- [Provided records]:
+++
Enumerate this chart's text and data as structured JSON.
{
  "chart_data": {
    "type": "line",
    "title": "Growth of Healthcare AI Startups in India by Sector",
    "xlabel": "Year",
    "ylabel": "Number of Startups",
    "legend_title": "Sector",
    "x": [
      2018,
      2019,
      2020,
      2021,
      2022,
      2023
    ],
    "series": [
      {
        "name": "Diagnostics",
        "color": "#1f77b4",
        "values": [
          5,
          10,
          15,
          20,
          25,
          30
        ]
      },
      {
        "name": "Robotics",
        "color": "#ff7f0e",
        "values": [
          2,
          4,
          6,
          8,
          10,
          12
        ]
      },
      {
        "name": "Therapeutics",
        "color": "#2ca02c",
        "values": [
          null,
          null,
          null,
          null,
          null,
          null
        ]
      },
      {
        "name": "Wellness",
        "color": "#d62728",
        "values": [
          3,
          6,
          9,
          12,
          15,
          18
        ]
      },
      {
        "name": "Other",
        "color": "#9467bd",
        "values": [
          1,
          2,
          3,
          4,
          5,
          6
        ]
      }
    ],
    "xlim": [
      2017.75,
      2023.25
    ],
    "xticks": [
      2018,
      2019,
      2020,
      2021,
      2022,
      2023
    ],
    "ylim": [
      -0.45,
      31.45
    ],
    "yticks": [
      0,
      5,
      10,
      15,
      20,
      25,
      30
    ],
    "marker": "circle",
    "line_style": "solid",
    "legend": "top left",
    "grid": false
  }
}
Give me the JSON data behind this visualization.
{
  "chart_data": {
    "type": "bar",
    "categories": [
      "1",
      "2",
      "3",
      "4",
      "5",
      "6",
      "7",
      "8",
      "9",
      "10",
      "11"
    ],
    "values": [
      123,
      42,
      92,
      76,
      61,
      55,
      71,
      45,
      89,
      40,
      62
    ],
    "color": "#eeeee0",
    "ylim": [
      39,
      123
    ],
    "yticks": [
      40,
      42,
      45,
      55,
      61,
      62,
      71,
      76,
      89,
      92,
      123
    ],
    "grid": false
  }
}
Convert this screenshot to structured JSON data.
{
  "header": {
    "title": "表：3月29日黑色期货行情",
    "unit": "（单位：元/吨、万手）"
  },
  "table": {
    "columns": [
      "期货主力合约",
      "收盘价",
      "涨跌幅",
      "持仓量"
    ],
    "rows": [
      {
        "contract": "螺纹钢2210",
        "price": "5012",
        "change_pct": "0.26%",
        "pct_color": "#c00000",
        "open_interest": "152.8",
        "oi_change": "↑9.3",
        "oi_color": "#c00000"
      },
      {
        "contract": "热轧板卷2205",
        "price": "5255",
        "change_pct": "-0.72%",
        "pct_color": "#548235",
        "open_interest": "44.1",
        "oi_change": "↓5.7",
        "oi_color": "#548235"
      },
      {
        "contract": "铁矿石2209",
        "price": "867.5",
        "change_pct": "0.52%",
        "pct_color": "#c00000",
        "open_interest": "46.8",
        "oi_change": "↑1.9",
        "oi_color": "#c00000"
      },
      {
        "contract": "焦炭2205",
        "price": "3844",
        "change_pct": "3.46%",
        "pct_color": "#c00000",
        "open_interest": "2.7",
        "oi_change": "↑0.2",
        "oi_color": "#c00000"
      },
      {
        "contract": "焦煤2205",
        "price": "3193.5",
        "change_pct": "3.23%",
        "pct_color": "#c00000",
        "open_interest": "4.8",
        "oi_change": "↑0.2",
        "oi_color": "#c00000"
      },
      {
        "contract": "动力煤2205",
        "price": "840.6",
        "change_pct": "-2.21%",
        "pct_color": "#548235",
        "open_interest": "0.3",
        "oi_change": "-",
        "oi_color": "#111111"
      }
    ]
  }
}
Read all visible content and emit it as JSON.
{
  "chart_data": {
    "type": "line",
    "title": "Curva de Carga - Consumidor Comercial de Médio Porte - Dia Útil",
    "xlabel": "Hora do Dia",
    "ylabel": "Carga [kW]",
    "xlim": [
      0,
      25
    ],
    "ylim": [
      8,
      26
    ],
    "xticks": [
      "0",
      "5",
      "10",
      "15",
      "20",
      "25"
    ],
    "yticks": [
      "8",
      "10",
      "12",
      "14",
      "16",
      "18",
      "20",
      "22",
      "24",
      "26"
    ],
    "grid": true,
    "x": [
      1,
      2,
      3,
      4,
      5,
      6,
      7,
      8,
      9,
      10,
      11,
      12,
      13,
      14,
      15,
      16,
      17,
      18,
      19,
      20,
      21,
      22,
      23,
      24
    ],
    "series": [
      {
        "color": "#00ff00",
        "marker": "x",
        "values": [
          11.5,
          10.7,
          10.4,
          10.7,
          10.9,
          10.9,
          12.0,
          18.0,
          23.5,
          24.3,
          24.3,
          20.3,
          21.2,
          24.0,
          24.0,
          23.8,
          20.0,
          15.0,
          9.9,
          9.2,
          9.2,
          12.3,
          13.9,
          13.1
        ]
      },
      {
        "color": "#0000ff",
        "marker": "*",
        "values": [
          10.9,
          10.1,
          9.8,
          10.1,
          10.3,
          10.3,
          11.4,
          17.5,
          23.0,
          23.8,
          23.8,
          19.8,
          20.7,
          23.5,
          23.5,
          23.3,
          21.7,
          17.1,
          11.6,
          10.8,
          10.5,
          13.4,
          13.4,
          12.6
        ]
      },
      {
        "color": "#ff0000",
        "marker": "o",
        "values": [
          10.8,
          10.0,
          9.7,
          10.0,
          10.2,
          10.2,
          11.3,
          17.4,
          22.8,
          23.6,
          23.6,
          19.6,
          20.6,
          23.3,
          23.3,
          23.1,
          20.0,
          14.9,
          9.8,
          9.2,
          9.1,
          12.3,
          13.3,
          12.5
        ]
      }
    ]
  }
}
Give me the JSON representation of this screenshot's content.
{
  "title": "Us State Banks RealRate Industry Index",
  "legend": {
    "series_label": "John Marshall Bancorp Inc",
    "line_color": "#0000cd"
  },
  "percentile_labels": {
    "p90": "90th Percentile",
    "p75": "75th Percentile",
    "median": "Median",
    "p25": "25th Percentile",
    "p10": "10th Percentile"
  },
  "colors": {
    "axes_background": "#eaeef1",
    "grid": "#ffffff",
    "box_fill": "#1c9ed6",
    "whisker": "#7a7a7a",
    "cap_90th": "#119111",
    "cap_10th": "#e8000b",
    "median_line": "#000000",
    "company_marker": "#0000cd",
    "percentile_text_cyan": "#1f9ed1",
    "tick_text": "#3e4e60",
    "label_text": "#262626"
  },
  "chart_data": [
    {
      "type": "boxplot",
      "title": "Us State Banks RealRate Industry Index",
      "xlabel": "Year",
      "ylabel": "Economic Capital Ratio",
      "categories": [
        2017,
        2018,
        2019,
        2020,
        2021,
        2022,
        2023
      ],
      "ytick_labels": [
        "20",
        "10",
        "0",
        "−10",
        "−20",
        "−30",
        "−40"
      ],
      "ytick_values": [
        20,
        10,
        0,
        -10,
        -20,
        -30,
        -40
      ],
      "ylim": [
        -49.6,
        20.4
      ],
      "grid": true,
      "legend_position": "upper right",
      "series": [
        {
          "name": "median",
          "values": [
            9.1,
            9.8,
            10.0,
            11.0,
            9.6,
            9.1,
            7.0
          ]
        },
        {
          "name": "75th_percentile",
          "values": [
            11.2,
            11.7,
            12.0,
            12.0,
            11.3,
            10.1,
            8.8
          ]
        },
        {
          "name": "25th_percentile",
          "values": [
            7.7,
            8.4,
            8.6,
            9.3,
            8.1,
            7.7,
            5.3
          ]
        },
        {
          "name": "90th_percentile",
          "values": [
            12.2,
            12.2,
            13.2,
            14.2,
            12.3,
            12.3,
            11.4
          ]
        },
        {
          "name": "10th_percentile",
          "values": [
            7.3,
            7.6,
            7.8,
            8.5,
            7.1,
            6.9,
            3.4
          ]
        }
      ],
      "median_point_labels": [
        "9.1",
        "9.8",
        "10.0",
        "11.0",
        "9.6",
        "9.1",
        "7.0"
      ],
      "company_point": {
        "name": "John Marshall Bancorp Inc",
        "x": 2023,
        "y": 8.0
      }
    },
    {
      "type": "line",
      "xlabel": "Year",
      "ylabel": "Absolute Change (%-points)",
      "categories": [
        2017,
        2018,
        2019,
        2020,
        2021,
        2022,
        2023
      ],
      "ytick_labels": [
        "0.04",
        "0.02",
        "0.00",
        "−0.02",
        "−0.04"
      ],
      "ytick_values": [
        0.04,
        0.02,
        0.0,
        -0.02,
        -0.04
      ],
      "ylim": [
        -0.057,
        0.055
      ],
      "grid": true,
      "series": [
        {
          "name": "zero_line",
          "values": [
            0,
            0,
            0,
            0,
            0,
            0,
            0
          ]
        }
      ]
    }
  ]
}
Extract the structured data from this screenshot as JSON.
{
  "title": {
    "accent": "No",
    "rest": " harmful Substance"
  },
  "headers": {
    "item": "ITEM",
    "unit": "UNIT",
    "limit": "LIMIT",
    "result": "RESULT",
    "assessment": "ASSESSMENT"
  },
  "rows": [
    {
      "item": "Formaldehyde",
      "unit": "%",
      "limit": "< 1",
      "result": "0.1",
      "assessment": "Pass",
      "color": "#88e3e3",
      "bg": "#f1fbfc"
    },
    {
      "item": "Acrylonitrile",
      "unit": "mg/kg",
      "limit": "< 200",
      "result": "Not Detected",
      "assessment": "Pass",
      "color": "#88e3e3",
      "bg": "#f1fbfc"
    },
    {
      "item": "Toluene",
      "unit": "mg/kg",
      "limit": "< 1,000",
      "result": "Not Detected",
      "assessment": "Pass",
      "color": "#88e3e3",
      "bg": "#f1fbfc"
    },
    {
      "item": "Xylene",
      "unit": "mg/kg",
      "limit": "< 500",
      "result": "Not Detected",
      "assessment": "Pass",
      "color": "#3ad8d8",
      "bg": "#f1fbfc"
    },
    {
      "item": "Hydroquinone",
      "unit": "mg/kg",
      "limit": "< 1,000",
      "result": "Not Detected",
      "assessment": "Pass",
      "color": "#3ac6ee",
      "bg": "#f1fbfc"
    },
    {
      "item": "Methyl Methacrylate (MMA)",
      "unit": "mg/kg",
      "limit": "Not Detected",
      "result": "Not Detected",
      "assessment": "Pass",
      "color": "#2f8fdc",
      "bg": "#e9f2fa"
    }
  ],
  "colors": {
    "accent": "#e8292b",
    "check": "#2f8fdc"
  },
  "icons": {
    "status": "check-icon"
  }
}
+++
- [Directions]: Take every line containing the word "Index" and copy it.

- [Answer in full]:
  "title": "Us State Banks RealRate Industry Index",
      "title": "Us State Banks RealRate Industry Index",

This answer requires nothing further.